*** Material supplied ***
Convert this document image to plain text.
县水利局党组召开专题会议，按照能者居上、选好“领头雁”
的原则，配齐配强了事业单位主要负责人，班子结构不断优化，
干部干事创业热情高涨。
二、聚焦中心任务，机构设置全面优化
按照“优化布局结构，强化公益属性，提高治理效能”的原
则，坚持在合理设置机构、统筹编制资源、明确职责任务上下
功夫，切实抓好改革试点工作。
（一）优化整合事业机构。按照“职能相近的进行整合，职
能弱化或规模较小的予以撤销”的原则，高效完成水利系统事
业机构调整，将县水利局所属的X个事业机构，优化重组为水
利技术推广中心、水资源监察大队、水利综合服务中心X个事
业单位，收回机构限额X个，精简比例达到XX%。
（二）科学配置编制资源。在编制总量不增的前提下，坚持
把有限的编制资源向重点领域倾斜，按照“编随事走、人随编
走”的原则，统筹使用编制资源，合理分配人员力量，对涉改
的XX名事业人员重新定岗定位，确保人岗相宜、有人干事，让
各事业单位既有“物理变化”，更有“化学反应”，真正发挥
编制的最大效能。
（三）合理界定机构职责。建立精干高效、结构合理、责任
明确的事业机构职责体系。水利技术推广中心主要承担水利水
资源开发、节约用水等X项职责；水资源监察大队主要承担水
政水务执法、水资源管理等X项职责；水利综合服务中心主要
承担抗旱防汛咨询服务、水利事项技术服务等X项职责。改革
***
» Aim of the task: Above are the records; retype every one exactly.

» Solution for this task:
Convert this document image to plain text.
县水利局党组召开专题会议，按照能者居上、选好“领头雁”
的原则，配齐配强了事业单位主要负责人，班子结构不断优化，
干部干事创业热情高涨。
二、聚焦中心任务，机构设置全面优化
按照“优化布局结构，强化公益属性，提高治理效能”的原
则，坚持在合理设置机构、统筹编制资源、明确职责任务上下
功夫，切实抓好改革试点工作。
（一）优化整合事业机构。按照“职能相近的进行整合，职
能弱化或规模较小的予以撤销”的原则，高效完成水利系统事
业机构调整，将县水利局所属的X个事业机构，优化重组为水
利技术推广中心、水资源监察大队、水利综合服务中心X个事
业单位，收回机构限额X个，精简比例达到XX%。
（二）科学配置编制资源。在编制总量不增的前提下，坚持
把有限的编制资源向重点领域倾斜，按照“编随事走、人随编
走”的原则，统筹使用编制资源，合理分配人员力量，对涉改
的XX名事业人员重新定岗定位，确保人岗相宜、有人干事，让
各事业单位既有“物理变化”，更有“化学反应”，真正发挥
编制的最大效能。
（三）合理界定机构职责。建立精干高效、结构合理、责任
明确的事业机构职责体系。水利技术推广中心主要承担水利水
资源开发、节约用水等X项职责；水资源监察大队主要承担水
政水务执法、水资源管理等X项职责；水利综合服务中心主要
承担抗旱防汛咨询服务、水利事项技术服务等X项职责。改革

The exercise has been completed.